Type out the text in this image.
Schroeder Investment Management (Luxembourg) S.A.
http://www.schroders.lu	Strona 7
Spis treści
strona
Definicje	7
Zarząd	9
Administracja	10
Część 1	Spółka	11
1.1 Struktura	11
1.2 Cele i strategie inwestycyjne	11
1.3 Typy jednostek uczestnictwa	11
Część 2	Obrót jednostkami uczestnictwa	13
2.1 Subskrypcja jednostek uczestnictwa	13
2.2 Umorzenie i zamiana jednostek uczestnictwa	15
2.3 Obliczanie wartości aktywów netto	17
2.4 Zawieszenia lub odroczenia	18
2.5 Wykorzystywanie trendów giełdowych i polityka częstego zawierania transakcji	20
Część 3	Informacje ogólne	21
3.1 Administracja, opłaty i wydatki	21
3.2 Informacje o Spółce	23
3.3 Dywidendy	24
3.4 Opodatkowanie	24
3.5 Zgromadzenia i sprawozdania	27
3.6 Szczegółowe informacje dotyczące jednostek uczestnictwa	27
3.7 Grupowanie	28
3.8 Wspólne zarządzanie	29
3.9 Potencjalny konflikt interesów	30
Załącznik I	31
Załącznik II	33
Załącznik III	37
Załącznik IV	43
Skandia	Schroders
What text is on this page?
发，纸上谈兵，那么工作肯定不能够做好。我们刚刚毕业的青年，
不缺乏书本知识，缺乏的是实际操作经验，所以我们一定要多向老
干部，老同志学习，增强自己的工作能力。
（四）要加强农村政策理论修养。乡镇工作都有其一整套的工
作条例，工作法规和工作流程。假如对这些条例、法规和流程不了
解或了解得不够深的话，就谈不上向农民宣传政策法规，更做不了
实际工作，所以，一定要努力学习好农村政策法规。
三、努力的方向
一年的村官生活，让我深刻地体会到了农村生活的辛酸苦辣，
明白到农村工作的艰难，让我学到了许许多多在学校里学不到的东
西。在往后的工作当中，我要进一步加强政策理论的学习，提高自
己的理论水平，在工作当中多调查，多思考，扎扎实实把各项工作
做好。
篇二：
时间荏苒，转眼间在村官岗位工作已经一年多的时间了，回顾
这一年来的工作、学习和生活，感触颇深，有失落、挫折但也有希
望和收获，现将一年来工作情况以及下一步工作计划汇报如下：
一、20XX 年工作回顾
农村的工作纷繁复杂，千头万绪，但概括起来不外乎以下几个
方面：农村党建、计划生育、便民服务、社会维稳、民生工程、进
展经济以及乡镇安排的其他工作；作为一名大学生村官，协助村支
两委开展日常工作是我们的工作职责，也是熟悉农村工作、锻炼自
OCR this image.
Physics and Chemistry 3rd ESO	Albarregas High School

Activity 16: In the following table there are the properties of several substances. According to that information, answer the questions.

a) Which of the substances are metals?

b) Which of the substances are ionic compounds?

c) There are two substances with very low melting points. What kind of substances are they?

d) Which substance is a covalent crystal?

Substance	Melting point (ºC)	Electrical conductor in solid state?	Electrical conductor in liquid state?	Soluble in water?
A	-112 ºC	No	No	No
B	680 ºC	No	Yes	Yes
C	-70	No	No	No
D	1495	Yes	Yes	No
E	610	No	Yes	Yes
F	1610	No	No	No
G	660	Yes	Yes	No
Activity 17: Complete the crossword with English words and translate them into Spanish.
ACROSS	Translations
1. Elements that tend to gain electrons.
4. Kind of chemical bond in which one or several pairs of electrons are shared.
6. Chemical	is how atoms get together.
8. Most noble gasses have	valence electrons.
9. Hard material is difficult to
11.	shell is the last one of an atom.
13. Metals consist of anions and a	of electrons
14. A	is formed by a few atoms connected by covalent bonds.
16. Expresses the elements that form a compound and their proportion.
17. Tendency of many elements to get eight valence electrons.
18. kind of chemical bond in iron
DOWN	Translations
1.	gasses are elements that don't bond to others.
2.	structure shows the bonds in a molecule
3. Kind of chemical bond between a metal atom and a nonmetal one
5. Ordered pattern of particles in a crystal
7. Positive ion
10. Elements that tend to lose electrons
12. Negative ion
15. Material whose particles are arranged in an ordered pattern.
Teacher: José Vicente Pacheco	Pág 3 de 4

————

■ **EXERCISE INSTRUCTIONS**: Write out the whole listing again. Match it word for word.

■ **EXERCISE RESPONSE**:
Type out the text in this image.
Schroeder Investment Management (Luxembourg) S.A.
http://www.schroders.lu	Strona 7
Spis treści
strona
Definicje	7
Zarząd	9
Administracja	10
Część 1	Spółka	11
1.1 Struktura	11
1.2 Cele i strategie inwestycyjne	11
1.3 Typy jednostek uczestnictwa	11
Część 2	Obrót jednostkami uczestnictwa	13
2.1 Subskrypcja jednostek uczestnictwa	13
2.2 Umorzenie i zamiana jednostek uczestnictwa	15
2.3 Obliczanie wartości aktywów netto	17
2.4 Zawieszenia lub odroczenia	18
2.5 Wykorzystywanie trendów giełdowych i polityka częstego zawierania transakcji	20
Część 3	Informacje ogólne	21
3.1 Administracja, opłaty i wydatki	21
3.2 Informacje o Spółce	23
3.3 Dywidendy	24
3.4 Opodatkowanie	24
3.5 Zgromadzenia i sprawozdania	27
3.6 Szczegółowe informacje dotyczące jednostek uczestnictwa	27
3.7 Grupowanie	28
3.8 Wspólne zarządzanie	29
3.9 Potencjalny konflikt interesów	30
Załącznik I	31
Załącznik II	33
Załącznik III	37
Załącznik IV	43
Skandia	Schroders
What text is on this page?
发，纸上谈兵，那么工作肯定不能够做好。我们刚刚毕业的青年，
不缺乏书本知识，缺乏的是实际操作经验，所以我们一定要多向老
干部，老同志学习，增强自己的工作能力。
（四）要加强农村政策理论修养。乡镇工作都有其一整套的工
作条例，工作法规和工作流程。假如对这些条例、法规和流程不了
解或了解得不够深的话，就谈不上向农民宣传政策法规，更做不了
实际工作，所以，一定要努力学习好农村政策法规。
三、努力的方向
一年的村官生活，让我深刻地体会到了农村生活的辛酸苦辣，
明白到农村工作的艰难，让我学到了许许多多在学校里学不到的东
西。在往后的工作当中，我要进一步加强政策理论的学习，提高自
己的理论水平，在工作当中多调查，多思考，扎扎实实把各项工作
做好。
篇二：
时间荏苒，转眼间在村官岗位工作已经一年多的时间了，回顾
这一年来的工作、学习和生活，感触颇深，有失落、挫折但也有希
望和收获，现将一年来工作情况以及下一步工作计划汇报如下：
一、20XX 年工作回顾
农村的工作纷繁复杂，千头万绪，但概括起来不外乎以下几个
方面：农村党建、计划生育、便民服务、社会维稳、民生工程、进
展经济以及乡镇安排的其他工作；作为一名大学生村官，协助村支
两委开展日常工作是我们的工作职责，也是熟悉农村工作、锻炼自
OCR this image.
Physics and Chemistry 3rd ESO	Albarregas High School

Activity 16: In the following table there are the properties of several substances. According to that information, answer the questions.

a) Which of the substances are metals?

b) Which of the substances are ionic compounds?

c) There are two substances with very low melting points. What kind of substances are they?

d) Which substance is a covalent crystal?

Substance	Melting point (ºC)	Electrical conductor in solid state?	Electrical conductor in liquid state?	Soluble in water?
A	-112 ºC	No	No	No
B	680 ºC	No	Yes	Yes
C	-70	No	No	No
D	1495	Yes	Yes	No
E	610	No	Yes	Yes
F	1610	No	No	No
G	660	Yes	Yes	No
Activity 17: Complete the crossword with English words and translate them into Spanish.
ACROSS	Translations
1. Elements that tend to gain electrons.
4. Kind of chemical bond in which one or several pairs of electrons are shared.
6. Chemical	is how atoms get together.
8. Most noble gasses have	valence electrons.
9. Hard material is difficult to
11.	shell is the last one of an atom.
13. Metals consist of anions and a	of electrons
14. A	is formed by a few atoms connected by covalent bonds.
16. Expresses the elements that form a compound and their proportion.
17. Tendency of many elements to get eight valence electrons.
18. kind of chemical bond in iron
DOWN	Translations
1.	gasses are elements that don't bond to others.
2.	structure shows the bonds in a molecule
3. Kind of chemical bond between a metal atom and a nonmetal one
5. Ordered pattern of particles in a crystal
7. Positive ion
10. Elements that tend to lose electrons
12. Negative ion
15. Material whose particles are arranged in an ordered pattern.
Teacher: José Vicente Pacheco	Pág 3 de 4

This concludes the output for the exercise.